** What to work on **
List each line in which the string "Suppress" appears.

(Data items)
+--

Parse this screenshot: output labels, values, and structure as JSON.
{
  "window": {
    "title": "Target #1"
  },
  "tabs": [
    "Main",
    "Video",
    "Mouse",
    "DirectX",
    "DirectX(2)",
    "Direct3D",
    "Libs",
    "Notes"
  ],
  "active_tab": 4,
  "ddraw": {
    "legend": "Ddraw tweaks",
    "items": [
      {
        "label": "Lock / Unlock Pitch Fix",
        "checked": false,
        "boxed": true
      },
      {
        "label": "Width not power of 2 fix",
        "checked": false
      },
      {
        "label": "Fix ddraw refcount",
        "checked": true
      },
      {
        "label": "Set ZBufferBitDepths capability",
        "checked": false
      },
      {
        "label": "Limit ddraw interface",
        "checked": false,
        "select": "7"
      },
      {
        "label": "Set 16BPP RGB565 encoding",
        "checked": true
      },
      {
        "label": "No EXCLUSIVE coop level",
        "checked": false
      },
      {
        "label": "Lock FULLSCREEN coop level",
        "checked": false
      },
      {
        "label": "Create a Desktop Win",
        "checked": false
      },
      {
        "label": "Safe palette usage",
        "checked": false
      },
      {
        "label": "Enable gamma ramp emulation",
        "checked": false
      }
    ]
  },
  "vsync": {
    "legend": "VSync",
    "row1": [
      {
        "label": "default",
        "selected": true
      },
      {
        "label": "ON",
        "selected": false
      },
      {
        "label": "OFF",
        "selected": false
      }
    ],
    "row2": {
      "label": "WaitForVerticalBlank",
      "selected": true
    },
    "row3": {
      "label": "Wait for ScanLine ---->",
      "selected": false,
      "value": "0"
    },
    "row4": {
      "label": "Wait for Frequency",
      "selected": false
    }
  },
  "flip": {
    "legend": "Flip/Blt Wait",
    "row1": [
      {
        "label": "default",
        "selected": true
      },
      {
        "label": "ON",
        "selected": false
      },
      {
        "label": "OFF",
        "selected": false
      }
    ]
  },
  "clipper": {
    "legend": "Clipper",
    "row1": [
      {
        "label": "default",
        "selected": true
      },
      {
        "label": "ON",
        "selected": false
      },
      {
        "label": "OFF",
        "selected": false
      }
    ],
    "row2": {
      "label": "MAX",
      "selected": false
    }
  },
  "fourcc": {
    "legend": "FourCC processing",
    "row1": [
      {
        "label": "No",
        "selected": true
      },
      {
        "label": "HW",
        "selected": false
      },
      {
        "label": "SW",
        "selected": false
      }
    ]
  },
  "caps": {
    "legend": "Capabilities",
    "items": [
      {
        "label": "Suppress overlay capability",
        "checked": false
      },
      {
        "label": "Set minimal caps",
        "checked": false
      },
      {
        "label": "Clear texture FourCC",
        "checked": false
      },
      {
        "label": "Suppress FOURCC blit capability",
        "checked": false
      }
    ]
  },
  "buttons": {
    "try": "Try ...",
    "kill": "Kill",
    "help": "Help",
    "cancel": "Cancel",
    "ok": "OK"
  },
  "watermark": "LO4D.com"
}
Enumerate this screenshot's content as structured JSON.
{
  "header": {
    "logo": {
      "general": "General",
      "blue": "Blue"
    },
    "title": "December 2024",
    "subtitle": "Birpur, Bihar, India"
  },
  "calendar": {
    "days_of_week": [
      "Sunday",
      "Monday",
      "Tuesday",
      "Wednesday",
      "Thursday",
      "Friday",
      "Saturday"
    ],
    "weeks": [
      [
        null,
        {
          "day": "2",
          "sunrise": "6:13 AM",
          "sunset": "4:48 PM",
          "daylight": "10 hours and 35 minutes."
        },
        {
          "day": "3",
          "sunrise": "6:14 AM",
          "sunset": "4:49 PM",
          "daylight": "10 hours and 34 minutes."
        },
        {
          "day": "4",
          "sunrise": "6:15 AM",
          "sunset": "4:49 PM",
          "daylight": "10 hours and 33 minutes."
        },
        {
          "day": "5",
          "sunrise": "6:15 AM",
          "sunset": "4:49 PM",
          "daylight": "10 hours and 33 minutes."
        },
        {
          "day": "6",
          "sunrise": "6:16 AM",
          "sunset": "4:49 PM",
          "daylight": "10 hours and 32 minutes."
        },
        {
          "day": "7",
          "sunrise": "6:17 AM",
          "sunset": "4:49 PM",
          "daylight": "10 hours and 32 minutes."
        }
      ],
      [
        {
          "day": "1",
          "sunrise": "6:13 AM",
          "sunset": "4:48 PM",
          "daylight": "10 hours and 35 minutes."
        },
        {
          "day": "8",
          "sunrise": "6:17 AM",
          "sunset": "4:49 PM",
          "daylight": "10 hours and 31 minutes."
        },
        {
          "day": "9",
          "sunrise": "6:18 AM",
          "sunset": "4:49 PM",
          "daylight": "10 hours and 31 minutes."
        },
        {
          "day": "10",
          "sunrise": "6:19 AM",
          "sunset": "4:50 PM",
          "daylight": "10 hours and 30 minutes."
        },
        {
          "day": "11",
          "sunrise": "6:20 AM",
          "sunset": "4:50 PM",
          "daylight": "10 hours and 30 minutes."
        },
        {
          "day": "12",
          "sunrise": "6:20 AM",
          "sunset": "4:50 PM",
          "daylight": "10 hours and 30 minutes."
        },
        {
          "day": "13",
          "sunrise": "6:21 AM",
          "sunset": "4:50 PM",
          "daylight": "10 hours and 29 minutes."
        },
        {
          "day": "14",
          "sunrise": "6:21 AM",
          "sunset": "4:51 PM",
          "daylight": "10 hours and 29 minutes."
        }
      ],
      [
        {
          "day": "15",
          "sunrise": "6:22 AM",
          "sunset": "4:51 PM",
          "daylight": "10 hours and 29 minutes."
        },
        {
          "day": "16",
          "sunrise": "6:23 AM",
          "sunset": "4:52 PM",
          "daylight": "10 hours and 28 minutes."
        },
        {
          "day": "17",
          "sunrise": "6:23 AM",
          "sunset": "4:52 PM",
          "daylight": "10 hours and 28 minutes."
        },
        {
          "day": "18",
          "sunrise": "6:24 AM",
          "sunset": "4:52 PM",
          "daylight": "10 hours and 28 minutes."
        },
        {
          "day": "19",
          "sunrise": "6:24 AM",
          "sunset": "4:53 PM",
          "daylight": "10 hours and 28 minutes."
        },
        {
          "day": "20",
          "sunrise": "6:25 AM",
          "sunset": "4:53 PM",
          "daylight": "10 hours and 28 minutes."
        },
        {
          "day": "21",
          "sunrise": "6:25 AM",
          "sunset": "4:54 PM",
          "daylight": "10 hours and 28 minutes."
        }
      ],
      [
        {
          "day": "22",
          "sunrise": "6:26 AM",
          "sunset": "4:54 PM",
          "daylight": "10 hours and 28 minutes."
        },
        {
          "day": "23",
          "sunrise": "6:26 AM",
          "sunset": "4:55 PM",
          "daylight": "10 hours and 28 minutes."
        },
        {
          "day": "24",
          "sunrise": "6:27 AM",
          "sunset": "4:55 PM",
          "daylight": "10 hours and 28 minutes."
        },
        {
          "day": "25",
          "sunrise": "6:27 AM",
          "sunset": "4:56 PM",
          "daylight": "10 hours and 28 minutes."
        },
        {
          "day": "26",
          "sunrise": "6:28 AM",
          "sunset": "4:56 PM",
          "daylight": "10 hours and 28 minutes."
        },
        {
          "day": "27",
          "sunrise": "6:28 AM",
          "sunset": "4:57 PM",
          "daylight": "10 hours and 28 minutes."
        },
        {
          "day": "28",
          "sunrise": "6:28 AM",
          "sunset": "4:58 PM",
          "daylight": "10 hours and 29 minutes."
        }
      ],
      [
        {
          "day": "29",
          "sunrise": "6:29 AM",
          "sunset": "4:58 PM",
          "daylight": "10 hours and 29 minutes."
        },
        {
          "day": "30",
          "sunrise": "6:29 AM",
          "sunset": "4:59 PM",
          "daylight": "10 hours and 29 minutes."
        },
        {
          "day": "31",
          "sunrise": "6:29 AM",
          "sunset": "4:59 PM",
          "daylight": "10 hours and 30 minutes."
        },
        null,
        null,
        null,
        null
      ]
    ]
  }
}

+--

** Answer below **
        "label": "Suppress overlay capability",
        "label": "Suppress FOURCC blit capability",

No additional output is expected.